• _Task brief_: Scan the entries below for the word "shown". Copy each line that has it.

— start of Records for processing —

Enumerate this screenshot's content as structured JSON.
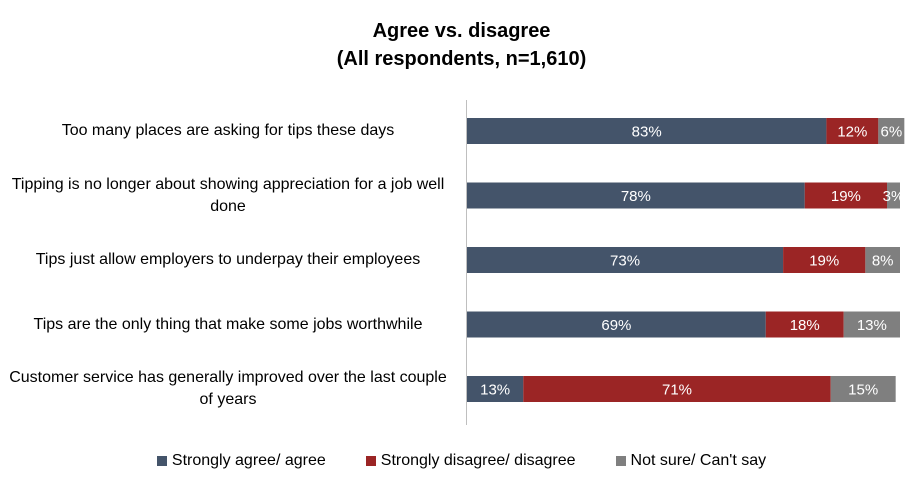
{
  "chart_data": {
    "type": "bar",
    "orientation": "horizontal",
    "stacked": true,
    "title": "Agree vs. disagree",
    "subtitle": "(All respondents,  n=1,610)",
    "categories": [
      "Too many places are asking for tips these days",
      "Tipping is no longer about showing appreciation for a job well done",
      "Tips just allow employers to underpay their employees",
      "Tips are the only thing that make some jobs worthwhile",
      "Customer service has generally improved over the last couple of years"
    ],
    "series": [
      {
        "name": "Strongly agree/ agree",
        "color": "#44546A",
        "values": [
          83,
          78,
          73,
          69,
          13
        ]
      },
      {
        "name": "Strongly disagree/ disagree",
        "color": "#9B2525",
        "values": [
          12,
          19,
          19,
          18,
          71
        ]
      },
      {
        "name": "Not sure/ Can't say",
        "color": "#7F7F7F",
        "values": [
          6,
          3,
          8,
          13,
          15
        ]
      }
    ],
    "value_suffix": "%",
    "xlim": [
      0,
      100
    ],
    "legend_position": "bottom",
    "grid": false
  }
}
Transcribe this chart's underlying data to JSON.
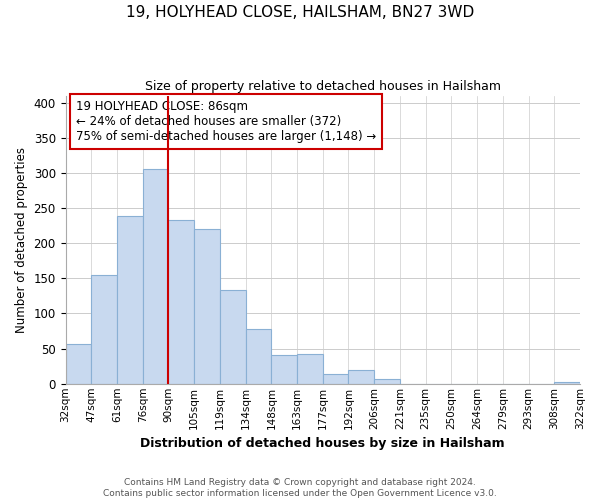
{
  "title1": "19, HOLYHEAD CLOSE, HAILSHAM, BN27 3WD",
  "title2": "Size of property relative to detached houses in Hailsham",
  "xlabel": "Distribution of detached houses by size in Hailsham",
  "ylabel": "Number of detached properties",
  "bar_labels": [
    "32sqm",
    "47sqm",
    "61sqm",
    "76sqm",
    "90sqm",
    "105sqm",
    "119sqm",
    "134sqm",
    "148sqm",
    "163sqm",
    "177sqm",
    "192sqm",
    "206sqm",
    "221sqm",
    "235sqm",
    "250sqm",
    "264sqm",
    "279sqm",
    "293sqm",
    "308sqm",
    "322sqm"
  ],
  "bar_values": [
    57,
    155,
    238,
    305,
    233,
    220,
    133,
    78,
    41,
    42,
    14,
    20,
    7,
    0,
    0,
    0,
    0,
    0,
    0,
    3
  ],
  "bar_color": "#c8d9ef",
  "bar_edge_color": "#8ab0d4",
  "vline_color": "#cc0000",
  "annotation_line1": "19 HOLYHEAD CLOSE: 86sqm",
  "annotation_line2": "← 24% of detached houses are smaller (372)",
  "annotation_line3": "75% of semi-detached houses are larger (1,148) →",
  "ylim": [
    0,
    410
  ],
  "yticks": [
    0,
    50,
    100,
    150,
    200,
    250,
    300,
    350,
    400
  ],
  "footer1": "Contains HM Land Registry data © Crown copyright and database right 2024.",
  "footer2": "Contains public sector information licensed under the Open Government Licence v3.0.",
  "title1_fontsize": 11,
  "title2_fontsize": 9,
  "ylabel_fontsize": 8.5,
  "xlabel_fontsize": 9,
  "tick_fontsize": 7.5,
  "footer_fontsize": 6.5,
  "ann_fontsize": 8.5,
  "grid_color": "#cccccc"
}
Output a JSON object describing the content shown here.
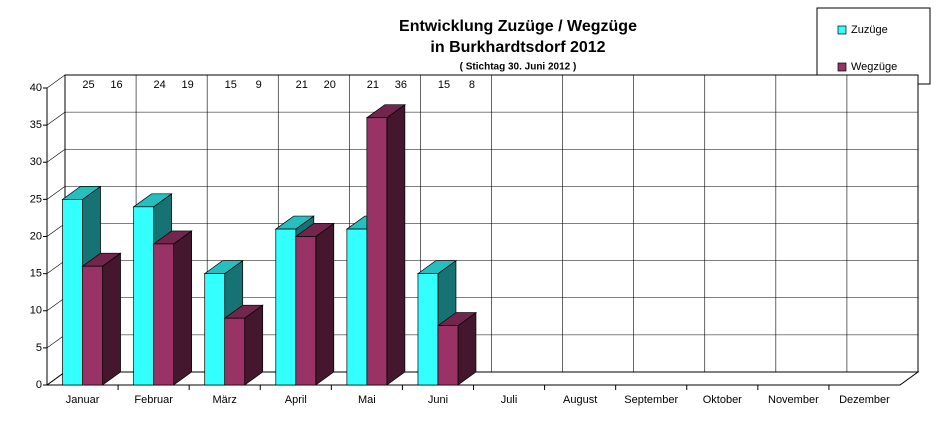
{
  "chart_data": {
    "type": "bar3d",
    "title": [
      "Entwicklung Zuzüge / Wegzüge",
      "in Burkhardtsdorf 2012"
    ],
    "subtitle": "( Stichtag 30. Juni 2012 )",
    "categories": [
      "Januar",
      "Februar",
      "März",
      "April",
      "Mai",
      "Juni",
      "Juli",
      "August",
      "September",
      "Oktober",
      "November",
      "Dezember"
    ],
    "series": [
      {
        "name": "Zuzüge",
        "color": "#33ffff",
        "values": [
          25,
          24,
          15,
          21,
          21,
          15,
          null,
          null,
          null,
          null,
          null,
          null
        ]
      },
      {
        "name": "Wegzüge",
        "color": "#993366",
        "values": [
          16,
          19,
          9,
          20,
          36,
          8,
          null,
          null,
          null,
          null,
          null,
          null
        ]
      }
    ],
    "ylim": [
      0,
      40
    ],
    "yticks": [
      0,
      5,
      10,
      15,
      20,
      25,
      30,
      35,
      40
    ],
    "grid": true,
    "legend": "top-right"
  }
}
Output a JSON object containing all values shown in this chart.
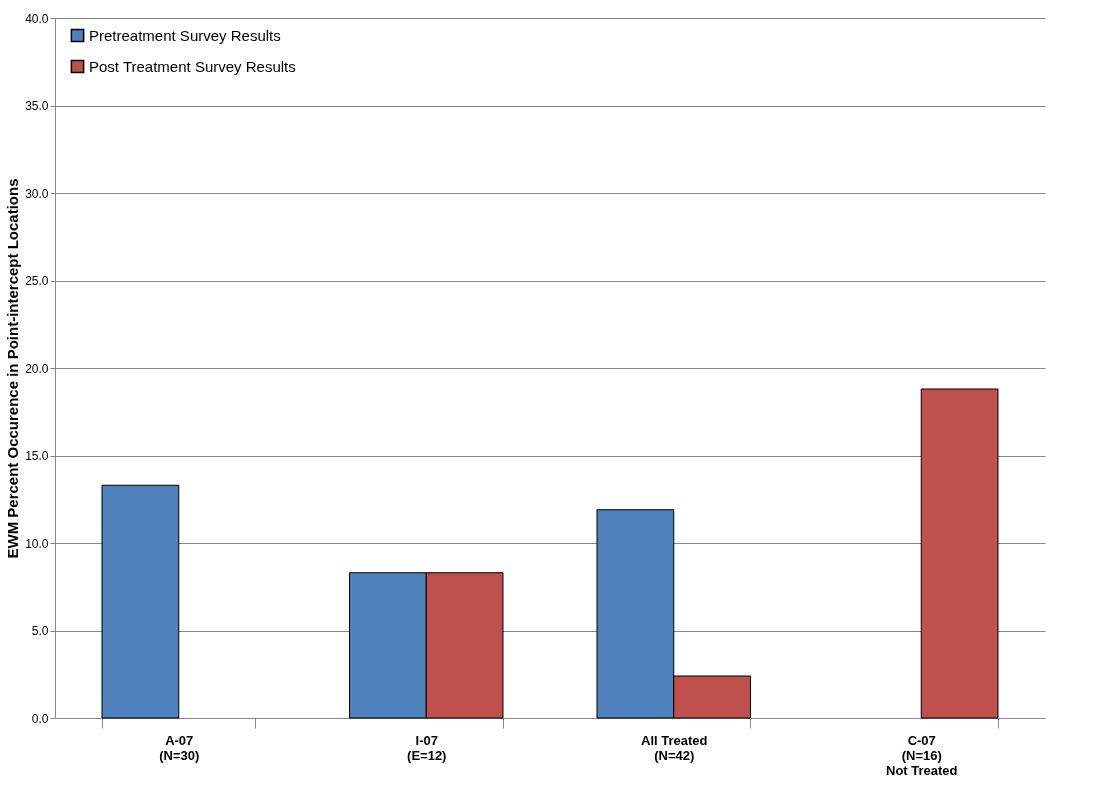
{
  "chart_data": {
    "type": "bar",
    "ylabel": "EWM Percent Occurence in Point-intercept Locations",
    "categories": [
      "A-07\n(N=30)",
      "I-07\n(E=12)",
      "All Treated\n(N=42)",
      "C-07\n(N=16)\nNot Treated"
    ],
    "series": [
      {
        "name": "Pretreatment Survey Results",
        "color": "#4f81bd",
        "values": [
          13.3,
          8.3,
          11.9,
          null
        ]
      },
      {
        "name": "Post Treatment Survey Results",
        "color": "#c0504d",
        "values": [
          null,
          8.3,
          2.4,
          18.8
        ]
      }
    ],
    "ylim": [
      0,
      40
    ],
    "yticks": [
      {
        "value": 0,
        "label": "0.0"
      },
      {
        "value": 5,
        "label": "5.0"
      },
      {
        "value": 10,
        "label": "10.0"
      },
      {
        "value": 15,
        "label": "15.0"
      },
      {
        "value": 20,
        "label": "20.0"
      },
      {
        "value": 25,
        "label": "25.0"
      },
      {
        "value": 30,
        "label": "30.0"
      },
      {
        "value": 35,
        "label": "35.0"
      },
      {
        "value": 40,
        "label": "40.0"
      }
    ],
    "grid": "y",
    "legend": "top left"
  }
}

— end of Records for processing —

• _Exercise solution_:
Output a JSON object describing the content shown here.
Output a JSON object containing all values shown in this chart.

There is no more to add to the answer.